--- start ---
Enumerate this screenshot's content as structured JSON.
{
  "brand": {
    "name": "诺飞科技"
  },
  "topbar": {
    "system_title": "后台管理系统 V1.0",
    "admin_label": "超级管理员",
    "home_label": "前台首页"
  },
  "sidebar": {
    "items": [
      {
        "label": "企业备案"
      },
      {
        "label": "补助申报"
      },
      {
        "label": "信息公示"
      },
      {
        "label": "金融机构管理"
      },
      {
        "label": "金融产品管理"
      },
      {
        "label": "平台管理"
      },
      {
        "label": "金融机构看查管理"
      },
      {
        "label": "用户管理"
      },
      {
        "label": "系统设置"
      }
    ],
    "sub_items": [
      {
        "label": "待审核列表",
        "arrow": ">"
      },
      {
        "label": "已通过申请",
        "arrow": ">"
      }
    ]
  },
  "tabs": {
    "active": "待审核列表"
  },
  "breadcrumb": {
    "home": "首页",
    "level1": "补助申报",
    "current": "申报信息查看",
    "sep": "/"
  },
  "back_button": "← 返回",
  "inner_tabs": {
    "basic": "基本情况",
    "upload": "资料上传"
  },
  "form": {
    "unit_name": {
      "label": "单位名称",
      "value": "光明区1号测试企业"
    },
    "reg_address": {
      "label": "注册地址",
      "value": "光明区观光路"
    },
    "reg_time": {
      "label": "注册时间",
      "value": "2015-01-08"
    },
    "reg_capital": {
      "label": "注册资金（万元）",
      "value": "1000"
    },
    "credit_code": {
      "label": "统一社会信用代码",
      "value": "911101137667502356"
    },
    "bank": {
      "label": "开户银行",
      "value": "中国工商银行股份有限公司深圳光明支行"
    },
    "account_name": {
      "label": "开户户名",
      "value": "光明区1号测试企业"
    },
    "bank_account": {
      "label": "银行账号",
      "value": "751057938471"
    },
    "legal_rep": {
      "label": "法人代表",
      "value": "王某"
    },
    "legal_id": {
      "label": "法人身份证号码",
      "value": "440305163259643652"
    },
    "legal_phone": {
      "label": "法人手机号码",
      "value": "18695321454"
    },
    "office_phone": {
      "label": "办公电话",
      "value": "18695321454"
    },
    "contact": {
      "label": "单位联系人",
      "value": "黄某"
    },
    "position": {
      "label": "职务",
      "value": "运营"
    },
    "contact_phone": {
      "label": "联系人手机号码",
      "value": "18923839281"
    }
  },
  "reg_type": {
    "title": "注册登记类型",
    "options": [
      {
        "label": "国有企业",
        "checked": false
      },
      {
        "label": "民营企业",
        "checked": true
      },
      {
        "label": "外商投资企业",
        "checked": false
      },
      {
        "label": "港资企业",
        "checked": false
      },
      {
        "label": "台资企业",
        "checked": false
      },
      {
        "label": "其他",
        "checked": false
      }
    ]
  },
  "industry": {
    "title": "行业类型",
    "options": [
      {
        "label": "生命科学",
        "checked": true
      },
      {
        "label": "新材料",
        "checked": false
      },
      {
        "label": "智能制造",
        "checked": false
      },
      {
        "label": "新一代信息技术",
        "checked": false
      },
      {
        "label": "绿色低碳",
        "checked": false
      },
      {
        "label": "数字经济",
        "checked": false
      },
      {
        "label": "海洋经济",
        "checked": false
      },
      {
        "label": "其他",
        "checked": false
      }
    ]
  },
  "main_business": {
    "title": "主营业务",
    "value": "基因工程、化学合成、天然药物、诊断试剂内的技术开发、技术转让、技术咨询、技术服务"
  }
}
--- end ---
Go through the material above line by line and copy it exactly.

> **ANSWER TO THIS TASK**:
Enumerate this screenshot's content as structured JSON.
{
  "brand": {
    "name": "诺飞科技"
  },
  "topbar": {
    "system_title": "后台管理系统 V1.0",
    "admin_label": "超级管理员",
    "home_label": "前台首页"
  },
  "sidebar": {
    "items": [
      {
        "label": "企业备案"
      },
      {
        "label": "补助申报"
      },
      {
        "label": "信息公示"
      },
      {
        "label": "金融机构管理"
      },
      {
        "label": "金融产品管理"
      },
      {
        "label": "平台管理"
      },
      {
        "label": "金融机构看查管理"
      },
      {
        "label": "用户管理"
      },
      {
        "label": "系统设置"
      }
    ],
    "sub_items": [
      {
        "label": "待审核列表",
        "arrow": ">"
      },
      {
        "label": "已通过申请",
        "arrow": ">"
      }
    ]
  },
  "tabs": {
    "active": "待审核列表"
  },
  "breadcrumb": {
    "home": "首页",
    "level1": "补助申报",
    "current": "申报信息查看",
    "sep": "/"
  },
  "back_button": "← 返回",
  "inner_tabs": {
    "basic": "基本情况",
    "upload": "资料上传"
  },
  "form": {
    "unit_name": {
      "label": "单位名称",
      "value": "光明区1号测试企业"
    },
    "reg_address": {
      "label": "注册地址",
      "value": "光明区观光路"
    },
    "reg_time": {
      "label": "注册时间",
      "value": "2015-01-08"
    },
    "reg_capital": {
      "label": "注册资金（万元）",
      "value": "1000"
    },
    "credit_code": {
      "label": "统一社会信用代码",
      "value": "911101137667502356"
    },
    "bank": {
      "label": "开户银行",
      "value": "中国工商银行股份有限公司深圳光明支行"
    },
    "account_name": {
      "label": "开户户名",
      "value": "光明区1号测试企业"
    },
    "bank_account": {
      "label": "银行账号",
      "value": "751057938471"
    },
    "legal_rep": {
      "label": "法人代表",
      "value": "王某"
    },
    "legal_id": {
      "label": "法人身份证号码",
      "value": "440305163259643652"
    },
    "legal_phone": {
      "label": "法人手机号码",
      "value": "18695321454"
    },
    "office_phone": {
      "label": "办公电话",
      "value": "18695321454"
    },
    "contact": {
      "label": "单位联系人",
      "value": "黄某"
    },
    "position": {
      "label": "职务",
      "value": "运营"
    },
    "contact_phone": {
      "label": "联系人手机号码",
      "value": "18923839281"
    }
  },
  "reg_type": {
    "title": "注册登记类型",
    "options": [
      {
        "label": "国有企业",
        "checked": false
      },
      {
        "label": "民营企业",
        "checked": true
      },
      {
        "label": "外商投资企业",
        "checked": false
      },
      {
        "label": "港资企业",
        "checked": false
      },
      {
        "label": "台资企业",
        "checked": false
      },
      {
        "label": "其他",
        "checked": false
      }
    ]
  },
  "industry": {
    "title": "行业类型",
    "options": [
      {
        "label": "生命科学",
        "checked": true
      },
      {
        "label": "新材料",
        "checked": false
      },
      {
        "label": "智能制造",
        "checked": false
      },
      {
        "label": "新一代信息技术",
        "checked": false
      },
      {
        "label": "绿色低碳",
        "checked": false
      },
      {
        "label": "数字经济",
        "checked": false
      },
      {
        "label": "海洋经济",
        "checked": false
      },
      {
        "label": "其他",
        "checked": false
      }
    ]
  },
  "main_business": {
    "title": "主营业务",
    "value": "基因工程、化学合成、天然药物、诊断试剂内的技术开发、技术转让、技术咨询、技术服务"
  }
}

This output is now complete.